GOAL
Transcribe every line of the listing below without any deviation.

--- start STORED RECORDS ---

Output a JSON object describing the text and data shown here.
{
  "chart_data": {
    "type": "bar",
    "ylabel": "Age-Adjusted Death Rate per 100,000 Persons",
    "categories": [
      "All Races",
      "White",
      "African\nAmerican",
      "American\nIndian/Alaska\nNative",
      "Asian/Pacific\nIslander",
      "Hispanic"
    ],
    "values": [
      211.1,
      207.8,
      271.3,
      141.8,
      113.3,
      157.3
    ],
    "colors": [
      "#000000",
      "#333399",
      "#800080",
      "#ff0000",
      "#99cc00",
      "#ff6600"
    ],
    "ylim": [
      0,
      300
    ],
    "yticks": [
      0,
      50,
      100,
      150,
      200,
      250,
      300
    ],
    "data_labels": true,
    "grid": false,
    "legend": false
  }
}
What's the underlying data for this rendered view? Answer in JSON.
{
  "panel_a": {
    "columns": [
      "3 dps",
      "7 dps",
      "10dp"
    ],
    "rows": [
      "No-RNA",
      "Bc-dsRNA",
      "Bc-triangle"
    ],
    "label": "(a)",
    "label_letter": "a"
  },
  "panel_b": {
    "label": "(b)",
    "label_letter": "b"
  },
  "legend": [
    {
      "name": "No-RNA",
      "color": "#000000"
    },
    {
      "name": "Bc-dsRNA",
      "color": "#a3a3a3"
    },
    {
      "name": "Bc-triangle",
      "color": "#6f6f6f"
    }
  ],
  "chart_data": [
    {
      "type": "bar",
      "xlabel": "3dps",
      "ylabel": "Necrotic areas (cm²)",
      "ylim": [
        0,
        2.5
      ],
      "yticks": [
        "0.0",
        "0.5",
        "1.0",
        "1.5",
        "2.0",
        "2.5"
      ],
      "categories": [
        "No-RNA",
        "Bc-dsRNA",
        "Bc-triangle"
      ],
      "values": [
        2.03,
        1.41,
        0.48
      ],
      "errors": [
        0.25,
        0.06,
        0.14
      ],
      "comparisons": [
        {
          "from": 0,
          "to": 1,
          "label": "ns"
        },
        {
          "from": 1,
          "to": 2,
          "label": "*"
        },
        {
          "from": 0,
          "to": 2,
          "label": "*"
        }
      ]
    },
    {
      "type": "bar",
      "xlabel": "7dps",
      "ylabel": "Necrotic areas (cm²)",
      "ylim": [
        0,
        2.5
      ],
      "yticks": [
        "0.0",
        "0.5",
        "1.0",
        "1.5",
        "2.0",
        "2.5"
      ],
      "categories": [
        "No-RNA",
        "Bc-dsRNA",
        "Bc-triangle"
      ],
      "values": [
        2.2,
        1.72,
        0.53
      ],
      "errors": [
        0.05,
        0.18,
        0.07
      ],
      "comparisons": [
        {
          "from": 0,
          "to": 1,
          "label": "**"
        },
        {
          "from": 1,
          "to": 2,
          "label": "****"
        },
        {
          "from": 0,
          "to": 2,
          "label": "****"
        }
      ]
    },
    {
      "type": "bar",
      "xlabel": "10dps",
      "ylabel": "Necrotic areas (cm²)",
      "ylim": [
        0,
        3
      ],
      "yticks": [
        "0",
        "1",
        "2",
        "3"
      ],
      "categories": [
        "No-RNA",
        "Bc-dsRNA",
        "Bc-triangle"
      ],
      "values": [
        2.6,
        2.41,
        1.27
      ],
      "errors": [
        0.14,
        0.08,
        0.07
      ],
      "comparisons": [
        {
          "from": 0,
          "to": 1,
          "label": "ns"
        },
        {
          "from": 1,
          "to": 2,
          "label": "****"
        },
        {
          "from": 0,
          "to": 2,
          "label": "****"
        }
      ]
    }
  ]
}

--- end STORED RECORDS ---

EXERCISE RESPONSE
Output a JSON object describing the text and data shown here.
{
  "chart_data": {
    "type": "bar",
    "ylabel": "Age-Adjusted Death Rate per 100,000 Persons",
    "categories": [
      "All Races",
      "White",
      "African\nAmerican",
      "American\nIndian/Alaska\nNative",
      "Asian/Pacific\nIslander",
      "Hispanic"
    ],
    "values": [
      211.1,
      207.8,
      271.3,
      141.8,
      113.3,
      157.3
    ],
    "colors": [
      "#000000",
      "#333399",
      "#800080",
      "#ff0000",
      "#99cc00",
      "#ff6600"
    ],
    "ylim": [
      0,
      300
    ],
    "yticks": [
      0,
      50,
      100,
      150,
      200,
      250,
      300
    ],
    "data_labels": true,
    "grid": false,
    "legend": false
  }
}
What's the underlying data for this rendered view? Answer in JSON.
{
  "panel_a": {
    "columns": [
      "3 dps",
      "7 dps",
      "10dp"
    ],
    "rows": [
      "No-RNA",
      "Bc-dsRNA",
      "Bc-triangle"
    ],
    "label": "(a)",
    "label_letter": "a"
  },
  "panel_b": {
    "label": "(b)",
    "label_letter": "b"
  },
  "legend": [
    {
      "name": "No-RNA",
      "color": "#000000"
    },
    {
      "name": "Bc-dsRNA",
      "color": "#a3a3a3"
    },
    {
      "name": "Bc-triangle",
      "color": "#6f6f6f"
    }
  ],
  "chart_data": [
    {
      "type": "bar",
      "xlabel": "3dps",
      "ylabel": "Necrotic areas (cm²)",
      "ylim": [
        0,
        2.5
      ],
      "yticks": [
        "0.0",
        "0.5",
        "1.0",
        "1.5",
        "2.0",
        "2.5"
      ],
      "categories": [
        "No-RNA",
        "Bc-dsRNA",
        "Bc-triangle"
      ],
      "values": [
        2.03,
        1.41,
        0.48
      ],
      "errors": [
        0.25,
        0.06,
        0.14
      ],
      "comparisons": [
        {
          "from": 0,
          "to": 1,
          "label": "ns"
        },
        {
          "from": 1,
          "to": 2,
          "label": "*"
        },
        {
          "from": 0,
          "to": 2,
          "label": "*"
        }
      ]
    },
    {
      "type": "bar",
      "xlabel": "7dps",
      "ylabel": "Necrotic areas (cm²)",
      "ylim": [
        0,
        2.5
      ],
      "yticks": [
        "0.0",
        "0.5",
        "1.0",
        "1.5",
        "2.0",
        "2.5"
      ],
      "categories": [
        "No-RNA",
        "Bc-dsRNA",
        "Bc-triangle"
      ],
      "values": [
        2.2,
        1.72,
        0.53
      ],
      "errors": [
        0.05,
        0.18,
        0.07
      ],
      "comparisons": [
        {
          "from": 0,
          "to": 1,
          "label": "**"
        },
        {
          "from": 1,
          "to": 2,
          "label": "****"
        },
        {
          "from": 0,
          "to": 2,
          "label": "****"
        }
      ]
    },
    {
      "type": "bar",
      "xlabel": "10dps",
      "ylabel": "Necrotic areas (cm²)",
      "ylim": [
        0,
        3
      ],
      "yticks": [
        "0",
        "1",
        "2",
        "3"
      ],
      "categories": [
        "No-RNA",
        "Bc-dsRNA",
        "Bc-triangle"
      ],
      "values": [
        2.6,
        2.41,
        1.27
      ],
      "errors": [
        0.14,
        0.08,
        0.07
      ],
      "comparisons": [
        {
          "from": 0,
          "to": 1,
          "label": "ns"
        },
        {
          "from": 1,
          "to": 2,
          "label": "****"
        },
        {
          "from": 0,
          "to": 2,
          "label": "****"
        }
      ]
    }
  ]
}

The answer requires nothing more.